[Recorded data]
* Begin *
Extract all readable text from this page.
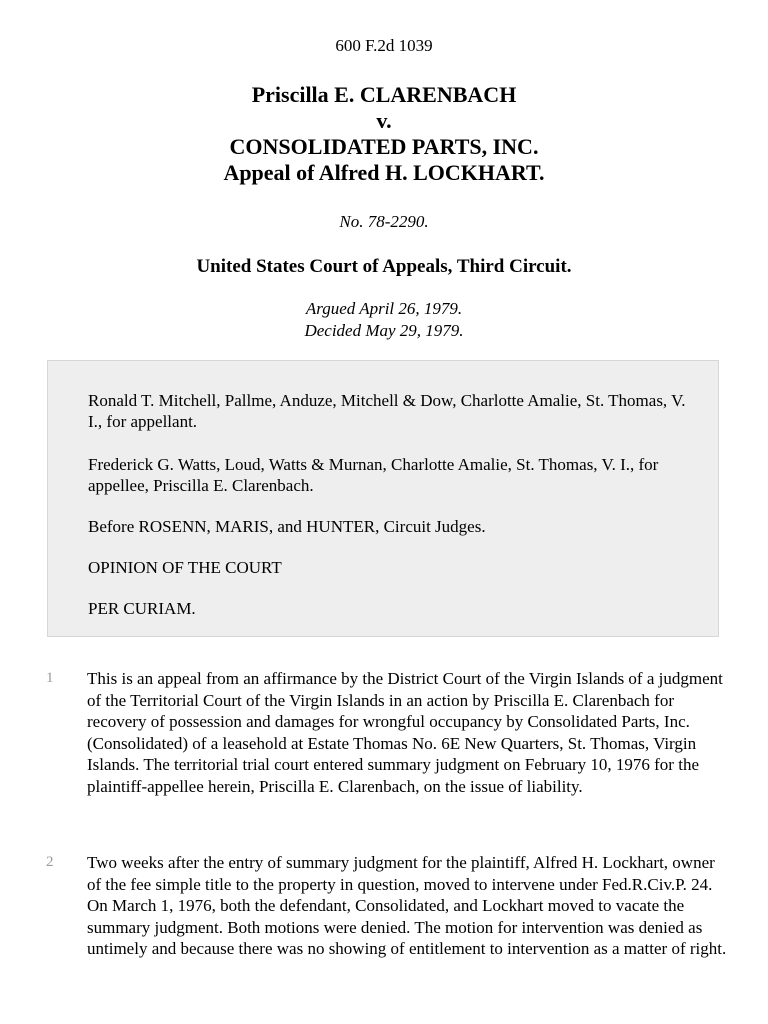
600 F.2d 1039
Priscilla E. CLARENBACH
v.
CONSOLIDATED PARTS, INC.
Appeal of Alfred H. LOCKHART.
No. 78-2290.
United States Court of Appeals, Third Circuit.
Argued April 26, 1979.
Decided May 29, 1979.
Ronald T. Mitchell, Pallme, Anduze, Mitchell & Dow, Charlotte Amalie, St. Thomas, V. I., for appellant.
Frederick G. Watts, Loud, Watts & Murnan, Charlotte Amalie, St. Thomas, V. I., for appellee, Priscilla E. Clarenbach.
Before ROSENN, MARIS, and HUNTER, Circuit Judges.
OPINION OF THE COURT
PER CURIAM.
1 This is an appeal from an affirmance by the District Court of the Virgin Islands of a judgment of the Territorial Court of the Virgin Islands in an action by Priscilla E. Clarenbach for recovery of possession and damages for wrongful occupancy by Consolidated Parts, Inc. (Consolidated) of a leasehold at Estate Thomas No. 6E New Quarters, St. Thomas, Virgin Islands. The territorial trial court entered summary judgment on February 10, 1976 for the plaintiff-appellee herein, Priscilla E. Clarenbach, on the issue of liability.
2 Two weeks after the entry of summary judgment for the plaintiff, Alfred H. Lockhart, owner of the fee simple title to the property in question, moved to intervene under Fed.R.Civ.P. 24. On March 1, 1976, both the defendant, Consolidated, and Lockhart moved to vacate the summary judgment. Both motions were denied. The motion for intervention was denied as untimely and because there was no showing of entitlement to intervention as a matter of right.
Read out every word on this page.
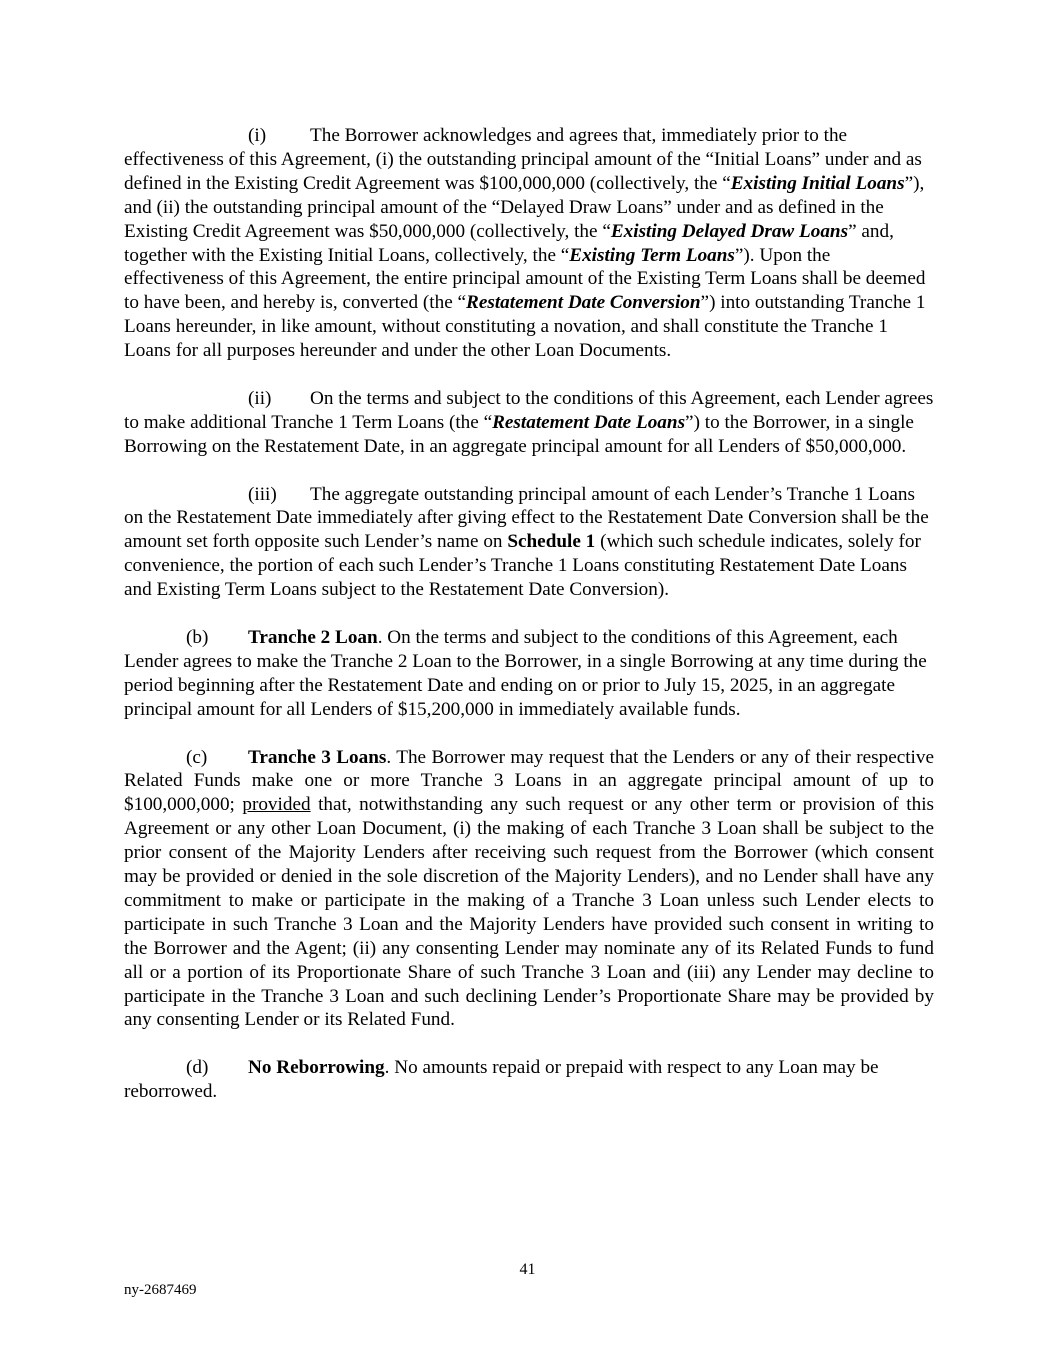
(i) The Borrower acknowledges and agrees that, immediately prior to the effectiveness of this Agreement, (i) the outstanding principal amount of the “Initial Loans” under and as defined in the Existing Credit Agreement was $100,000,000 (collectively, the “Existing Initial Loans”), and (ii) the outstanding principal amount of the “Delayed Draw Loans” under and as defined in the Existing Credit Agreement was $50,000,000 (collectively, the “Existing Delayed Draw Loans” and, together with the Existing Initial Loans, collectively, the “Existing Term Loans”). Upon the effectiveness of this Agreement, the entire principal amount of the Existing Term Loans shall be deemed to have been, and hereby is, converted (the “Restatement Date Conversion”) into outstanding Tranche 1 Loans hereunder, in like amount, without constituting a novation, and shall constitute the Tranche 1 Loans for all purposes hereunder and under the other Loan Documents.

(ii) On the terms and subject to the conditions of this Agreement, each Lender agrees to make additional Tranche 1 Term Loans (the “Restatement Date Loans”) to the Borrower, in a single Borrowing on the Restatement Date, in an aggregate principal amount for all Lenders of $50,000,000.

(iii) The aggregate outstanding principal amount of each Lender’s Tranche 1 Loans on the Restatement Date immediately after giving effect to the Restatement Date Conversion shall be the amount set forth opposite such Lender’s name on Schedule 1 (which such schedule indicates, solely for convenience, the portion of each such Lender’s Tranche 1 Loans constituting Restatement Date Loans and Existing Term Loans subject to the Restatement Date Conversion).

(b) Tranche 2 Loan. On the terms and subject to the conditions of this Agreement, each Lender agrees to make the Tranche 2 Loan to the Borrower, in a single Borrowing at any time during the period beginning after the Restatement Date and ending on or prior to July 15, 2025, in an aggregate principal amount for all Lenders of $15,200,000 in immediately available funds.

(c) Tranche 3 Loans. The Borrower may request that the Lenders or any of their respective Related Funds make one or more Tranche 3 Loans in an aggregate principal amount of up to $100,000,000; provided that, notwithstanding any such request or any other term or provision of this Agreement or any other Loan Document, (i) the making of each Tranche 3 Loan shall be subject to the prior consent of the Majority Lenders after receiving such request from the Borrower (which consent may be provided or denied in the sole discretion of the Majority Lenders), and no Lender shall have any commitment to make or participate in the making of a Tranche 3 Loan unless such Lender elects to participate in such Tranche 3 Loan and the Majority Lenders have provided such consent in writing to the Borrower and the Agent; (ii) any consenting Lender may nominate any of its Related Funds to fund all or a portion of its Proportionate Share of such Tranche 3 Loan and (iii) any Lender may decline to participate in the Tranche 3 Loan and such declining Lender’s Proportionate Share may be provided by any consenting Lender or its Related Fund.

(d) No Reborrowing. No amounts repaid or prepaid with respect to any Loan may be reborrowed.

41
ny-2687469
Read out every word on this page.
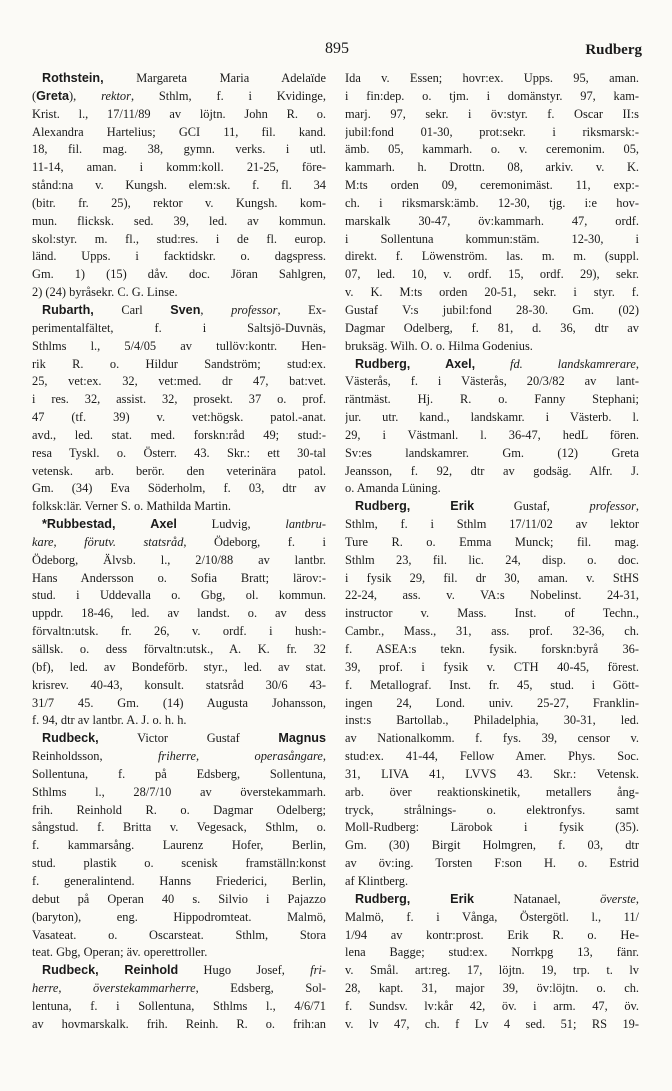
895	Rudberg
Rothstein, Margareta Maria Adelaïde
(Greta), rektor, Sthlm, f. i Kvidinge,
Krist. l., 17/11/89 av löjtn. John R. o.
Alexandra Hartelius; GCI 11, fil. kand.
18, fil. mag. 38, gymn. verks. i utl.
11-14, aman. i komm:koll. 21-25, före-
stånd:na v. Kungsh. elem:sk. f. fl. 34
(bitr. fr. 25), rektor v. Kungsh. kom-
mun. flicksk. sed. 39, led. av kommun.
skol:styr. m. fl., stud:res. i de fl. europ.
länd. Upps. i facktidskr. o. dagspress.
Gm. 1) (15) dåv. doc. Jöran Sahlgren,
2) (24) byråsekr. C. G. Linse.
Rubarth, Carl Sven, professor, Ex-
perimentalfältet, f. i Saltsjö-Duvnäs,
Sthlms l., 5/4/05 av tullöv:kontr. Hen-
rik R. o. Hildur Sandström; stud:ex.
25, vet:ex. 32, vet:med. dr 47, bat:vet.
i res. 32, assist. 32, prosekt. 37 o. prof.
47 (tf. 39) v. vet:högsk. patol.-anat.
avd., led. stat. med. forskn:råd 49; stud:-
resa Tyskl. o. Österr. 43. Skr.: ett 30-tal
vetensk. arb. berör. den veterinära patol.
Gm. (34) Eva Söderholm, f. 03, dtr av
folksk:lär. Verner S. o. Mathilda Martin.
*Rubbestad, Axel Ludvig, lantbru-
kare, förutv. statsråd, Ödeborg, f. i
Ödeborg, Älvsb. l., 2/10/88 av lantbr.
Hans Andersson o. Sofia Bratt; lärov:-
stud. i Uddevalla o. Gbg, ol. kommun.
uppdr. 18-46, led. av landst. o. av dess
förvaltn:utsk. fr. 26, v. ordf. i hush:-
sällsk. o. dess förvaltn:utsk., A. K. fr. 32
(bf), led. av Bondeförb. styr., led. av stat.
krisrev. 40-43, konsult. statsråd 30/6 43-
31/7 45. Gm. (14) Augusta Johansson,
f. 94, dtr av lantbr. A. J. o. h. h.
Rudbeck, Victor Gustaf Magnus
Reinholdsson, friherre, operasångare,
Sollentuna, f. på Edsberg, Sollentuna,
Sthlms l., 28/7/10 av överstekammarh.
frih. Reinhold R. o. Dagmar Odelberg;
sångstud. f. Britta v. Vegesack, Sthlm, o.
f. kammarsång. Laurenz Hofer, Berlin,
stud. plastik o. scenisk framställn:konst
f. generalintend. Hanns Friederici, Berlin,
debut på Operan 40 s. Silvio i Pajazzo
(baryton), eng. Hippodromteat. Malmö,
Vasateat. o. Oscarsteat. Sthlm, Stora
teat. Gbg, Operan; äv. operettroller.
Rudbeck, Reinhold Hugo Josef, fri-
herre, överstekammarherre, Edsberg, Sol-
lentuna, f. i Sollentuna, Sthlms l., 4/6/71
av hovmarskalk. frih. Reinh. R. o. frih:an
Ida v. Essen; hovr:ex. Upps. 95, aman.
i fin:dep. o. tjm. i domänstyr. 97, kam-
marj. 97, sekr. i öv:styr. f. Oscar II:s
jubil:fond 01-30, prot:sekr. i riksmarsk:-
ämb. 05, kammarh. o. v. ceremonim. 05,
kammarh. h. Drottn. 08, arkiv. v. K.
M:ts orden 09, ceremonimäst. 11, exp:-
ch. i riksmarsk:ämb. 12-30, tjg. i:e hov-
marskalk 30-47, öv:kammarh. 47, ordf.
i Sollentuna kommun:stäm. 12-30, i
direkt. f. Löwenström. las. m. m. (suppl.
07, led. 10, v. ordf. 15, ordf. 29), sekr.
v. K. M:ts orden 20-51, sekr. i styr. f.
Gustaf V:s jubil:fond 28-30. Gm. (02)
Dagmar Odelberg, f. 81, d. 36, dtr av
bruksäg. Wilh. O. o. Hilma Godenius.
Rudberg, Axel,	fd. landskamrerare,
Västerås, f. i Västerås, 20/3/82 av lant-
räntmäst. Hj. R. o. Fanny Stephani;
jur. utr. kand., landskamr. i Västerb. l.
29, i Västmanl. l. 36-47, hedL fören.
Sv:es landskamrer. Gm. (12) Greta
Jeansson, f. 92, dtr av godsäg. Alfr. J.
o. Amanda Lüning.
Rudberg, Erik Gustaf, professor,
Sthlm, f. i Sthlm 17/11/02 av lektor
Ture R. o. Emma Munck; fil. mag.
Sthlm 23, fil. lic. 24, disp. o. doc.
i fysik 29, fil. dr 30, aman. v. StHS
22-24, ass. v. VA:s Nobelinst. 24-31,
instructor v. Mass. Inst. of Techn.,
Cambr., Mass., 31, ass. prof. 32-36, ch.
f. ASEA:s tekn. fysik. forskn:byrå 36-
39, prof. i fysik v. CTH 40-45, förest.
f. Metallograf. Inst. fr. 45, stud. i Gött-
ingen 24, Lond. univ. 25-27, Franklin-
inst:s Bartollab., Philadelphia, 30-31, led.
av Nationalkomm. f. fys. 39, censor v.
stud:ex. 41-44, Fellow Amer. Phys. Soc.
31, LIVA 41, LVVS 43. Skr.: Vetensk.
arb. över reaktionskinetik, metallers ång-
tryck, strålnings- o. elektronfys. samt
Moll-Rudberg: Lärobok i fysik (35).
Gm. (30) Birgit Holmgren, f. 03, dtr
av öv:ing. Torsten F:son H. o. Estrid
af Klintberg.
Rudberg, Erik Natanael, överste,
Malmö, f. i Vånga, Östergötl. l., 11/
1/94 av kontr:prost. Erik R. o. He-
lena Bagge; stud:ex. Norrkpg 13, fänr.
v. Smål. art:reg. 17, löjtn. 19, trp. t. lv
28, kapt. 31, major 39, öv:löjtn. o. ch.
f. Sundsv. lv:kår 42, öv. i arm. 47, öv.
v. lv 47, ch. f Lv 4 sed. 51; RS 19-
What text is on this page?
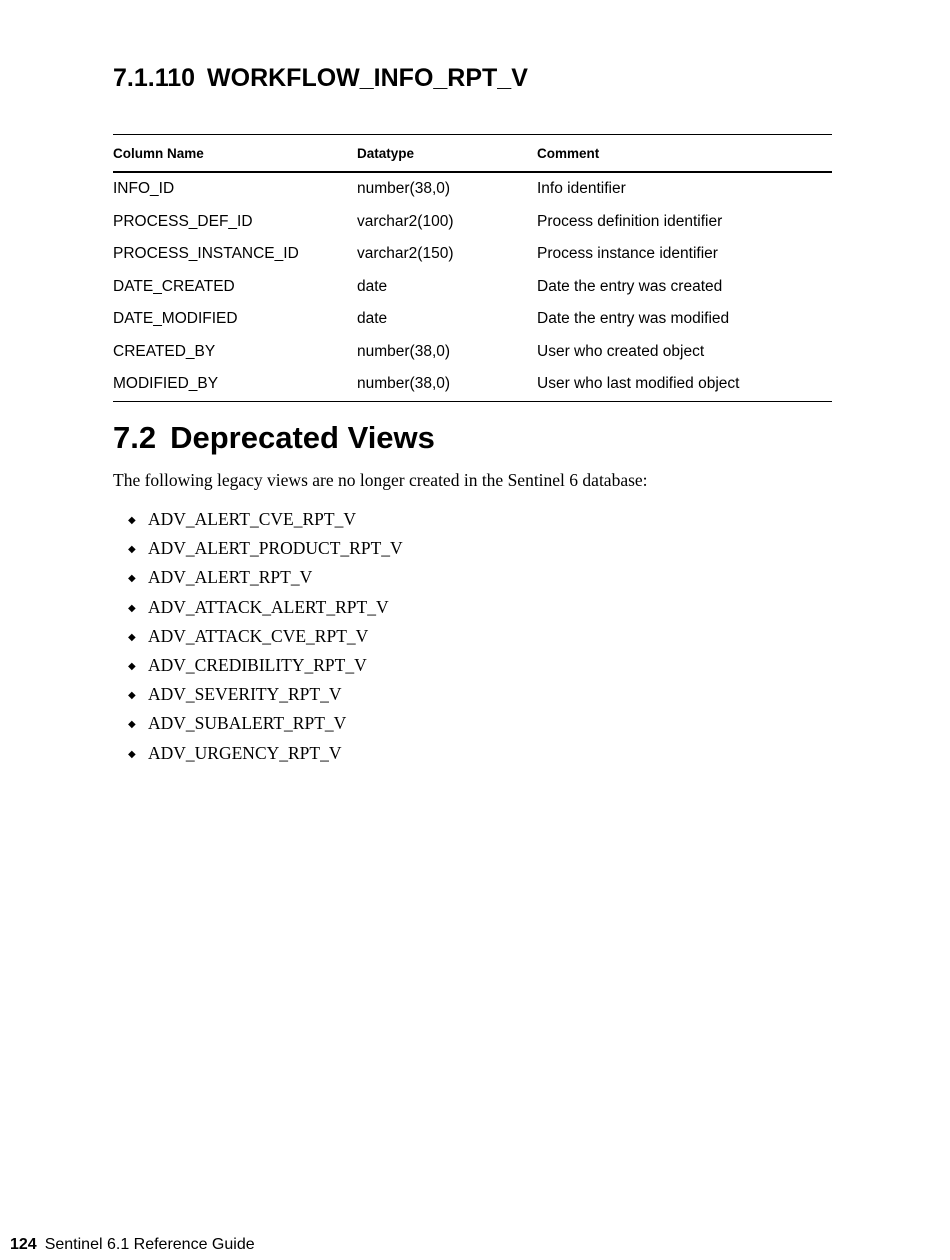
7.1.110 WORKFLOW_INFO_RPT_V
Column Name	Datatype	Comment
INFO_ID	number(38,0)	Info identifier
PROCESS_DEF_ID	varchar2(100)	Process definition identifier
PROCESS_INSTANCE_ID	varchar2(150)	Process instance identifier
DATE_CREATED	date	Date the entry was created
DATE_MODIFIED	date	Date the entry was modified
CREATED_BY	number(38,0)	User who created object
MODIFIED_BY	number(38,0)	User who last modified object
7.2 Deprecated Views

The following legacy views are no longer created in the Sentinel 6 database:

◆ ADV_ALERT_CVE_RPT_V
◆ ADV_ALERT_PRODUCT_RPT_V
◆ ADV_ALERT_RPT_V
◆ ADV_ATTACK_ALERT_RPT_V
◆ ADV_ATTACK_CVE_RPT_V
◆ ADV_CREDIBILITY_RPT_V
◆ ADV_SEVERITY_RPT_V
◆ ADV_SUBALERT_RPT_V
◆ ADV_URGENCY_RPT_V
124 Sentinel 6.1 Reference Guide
* End *
▶ _What is asked_
Above is a listing; report how many of its lines include the word "Ödeborg", giving the number only.

▶ _Written response_
2